_SOURCE TEXT_.
== Segment start ==


      Second, an automatic logistic model selection approach was implemented. (See Program 4.10.) In addition to the main effect, interactions were added to the model iteratively if the added one was able to reduce the number of total imbalanced strata. In this example, we select five strata and determine a covariate is imbalanced if the standardized difference is more than 0.25 on 2 or more strata. An interaction term was added if it was still imbalanced at current iteration. The iterative process will stop if the added interactions cam no longer reduce the number of total imbalanced strata. The estimated propensity score distribution between opioid and non-opioid group is shown in Figure 4.3.

== Segment end ==

_DATASET EXCERPTS_.
== Segment start ==

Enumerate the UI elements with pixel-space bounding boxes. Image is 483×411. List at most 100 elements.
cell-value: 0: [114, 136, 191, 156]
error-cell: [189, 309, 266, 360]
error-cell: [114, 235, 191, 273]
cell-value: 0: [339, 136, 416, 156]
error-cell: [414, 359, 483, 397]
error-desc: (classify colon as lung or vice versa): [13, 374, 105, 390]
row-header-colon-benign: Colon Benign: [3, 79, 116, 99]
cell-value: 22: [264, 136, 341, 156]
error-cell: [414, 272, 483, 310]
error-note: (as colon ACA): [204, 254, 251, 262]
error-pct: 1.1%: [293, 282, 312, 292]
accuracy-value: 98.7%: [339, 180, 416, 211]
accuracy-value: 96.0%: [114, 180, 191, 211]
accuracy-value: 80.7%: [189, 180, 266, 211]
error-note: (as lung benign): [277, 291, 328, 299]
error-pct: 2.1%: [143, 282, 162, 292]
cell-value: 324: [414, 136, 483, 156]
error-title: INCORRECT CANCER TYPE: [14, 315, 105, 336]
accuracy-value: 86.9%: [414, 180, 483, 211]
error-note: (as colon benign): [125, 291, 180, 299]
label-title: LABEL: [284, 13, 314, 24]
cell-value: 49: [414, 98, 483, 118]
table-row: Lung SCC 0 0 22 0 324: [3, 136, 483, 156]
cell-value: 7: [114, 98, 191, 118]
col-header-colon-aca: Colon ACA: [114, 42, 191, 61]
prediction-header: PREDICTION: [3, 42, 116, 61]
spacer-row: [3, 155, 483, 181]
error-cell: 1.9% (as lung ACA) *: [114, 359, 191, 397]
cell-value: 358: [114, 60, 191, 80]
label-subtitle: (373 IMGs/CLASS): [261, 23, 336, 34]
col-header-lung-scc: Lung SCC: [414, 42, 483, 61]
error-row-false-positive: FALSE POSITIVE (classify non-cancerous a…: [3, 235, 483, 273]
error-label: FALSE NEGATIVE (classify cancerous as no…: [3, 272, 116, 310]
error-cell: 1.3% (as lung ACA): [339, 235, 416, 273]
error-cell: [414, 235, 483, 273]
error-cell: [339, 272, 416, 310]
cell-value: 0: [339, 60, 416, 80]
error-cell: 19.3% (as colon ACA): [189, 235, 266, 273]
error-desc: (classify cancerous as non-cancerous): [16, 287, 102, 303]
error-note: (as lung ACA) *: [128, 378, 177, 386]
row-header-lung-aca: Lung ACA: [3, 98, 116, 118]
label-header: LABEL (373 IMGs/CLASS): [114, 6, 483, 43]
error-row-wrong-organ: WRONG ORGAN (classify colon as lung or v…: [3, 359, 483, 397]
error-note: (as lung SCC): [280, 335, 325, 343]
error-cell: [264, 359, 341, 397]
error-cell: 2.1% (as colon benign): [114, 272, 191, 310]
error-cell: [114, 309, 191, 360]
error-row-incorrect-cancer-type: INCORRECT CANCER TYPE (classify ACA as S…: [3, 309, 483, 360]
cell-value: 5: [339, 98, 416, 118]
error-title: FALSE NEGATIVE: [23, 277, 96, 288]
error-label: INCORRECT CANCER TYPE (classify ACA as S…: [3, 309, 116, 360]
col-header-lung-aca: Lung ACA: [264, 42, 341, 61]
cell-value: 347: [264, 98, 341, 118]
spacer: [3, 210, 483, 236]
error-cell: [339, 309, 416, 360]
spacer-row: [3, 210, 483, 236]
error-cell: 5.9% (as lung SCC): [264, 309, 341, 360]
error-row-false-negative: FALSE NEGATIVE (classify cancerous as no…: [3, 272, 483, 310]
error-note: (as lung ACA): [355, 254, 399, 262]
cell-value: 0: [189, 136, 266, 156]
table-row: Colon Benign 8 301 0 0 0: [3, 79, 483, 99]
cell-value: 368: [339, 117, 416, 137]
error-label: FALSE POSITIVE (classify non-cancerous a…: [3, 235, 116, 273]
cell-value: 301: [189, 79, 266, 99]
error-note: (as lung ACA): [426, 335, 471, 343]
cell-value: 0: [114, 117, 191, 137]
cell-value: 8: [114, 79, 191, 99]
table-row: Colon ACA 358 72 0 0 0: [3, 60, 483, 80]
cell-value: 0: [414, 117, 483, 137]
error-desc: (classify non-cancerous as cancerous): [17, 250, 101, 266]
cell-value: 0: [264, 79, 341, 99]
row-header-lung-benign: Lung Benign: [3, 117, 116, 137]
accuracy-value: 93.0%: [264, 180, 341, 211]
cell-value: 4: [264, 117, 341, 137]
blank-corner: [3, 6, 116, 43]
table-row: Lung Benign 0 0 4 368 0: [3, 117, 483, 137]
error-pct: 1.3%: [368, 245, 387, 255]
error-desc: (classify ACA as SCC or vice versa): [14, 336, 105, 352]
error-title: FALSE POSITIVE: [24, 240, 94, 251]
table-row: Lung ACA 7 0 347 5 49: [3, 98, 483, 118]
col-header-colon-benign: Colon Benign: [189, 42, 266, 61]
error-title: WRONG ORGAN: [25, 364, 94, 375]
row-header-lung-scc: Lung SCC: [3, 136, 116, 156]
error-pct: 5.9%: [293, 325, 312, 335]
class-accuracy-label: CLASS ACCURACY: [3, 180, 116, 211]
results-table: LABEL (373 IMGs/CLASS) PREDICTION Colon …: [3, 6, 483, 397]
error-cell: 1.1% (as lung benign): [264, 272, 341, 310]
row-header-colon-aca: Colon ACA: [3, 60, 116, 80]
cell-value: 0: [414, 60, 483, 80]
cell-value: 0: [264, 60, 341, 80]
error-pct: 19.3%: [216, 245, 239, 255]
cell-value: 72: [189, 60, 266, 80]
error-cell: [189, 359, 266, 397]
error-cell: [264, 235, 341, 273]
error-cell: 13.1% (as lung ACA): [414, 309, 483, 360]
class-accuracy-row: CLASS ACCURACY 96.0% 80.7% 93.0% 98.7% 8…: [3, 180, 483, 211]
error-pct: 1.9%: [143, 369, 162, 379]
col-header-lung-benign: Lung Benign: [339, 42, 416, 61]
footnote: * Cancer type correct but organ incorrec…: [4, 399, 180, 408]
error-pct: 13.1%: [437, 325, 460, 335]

== Segment end ==

_HOW TO COMPLETE THIS TASK_.
Reproduce in full the passage on automatic logistic model selection for propensity scores, keeping every word and punctuation mark unchanged.

_ANSWER FOR THIS EXERCISE_.

      Second, an automatic logistic model selection approach was implemented. (See Program 4.10.) In addition to the main effect, interactions were added to the model iteratively if the added one was able to reduce the number of total imbalanced strata. In this example, we select five strata and determine a covariate is imbalanced if the standardized difference is more than 0.25 on 2 or more strata. An interaction term was added if it was still imbalanced at current iteration. The iterative process will stop if the added interactions cam no longer reduce the number of total imbalanced strata. The estimated propensity score distribution between opioid and non-opioid group is shown in Figure 4.3.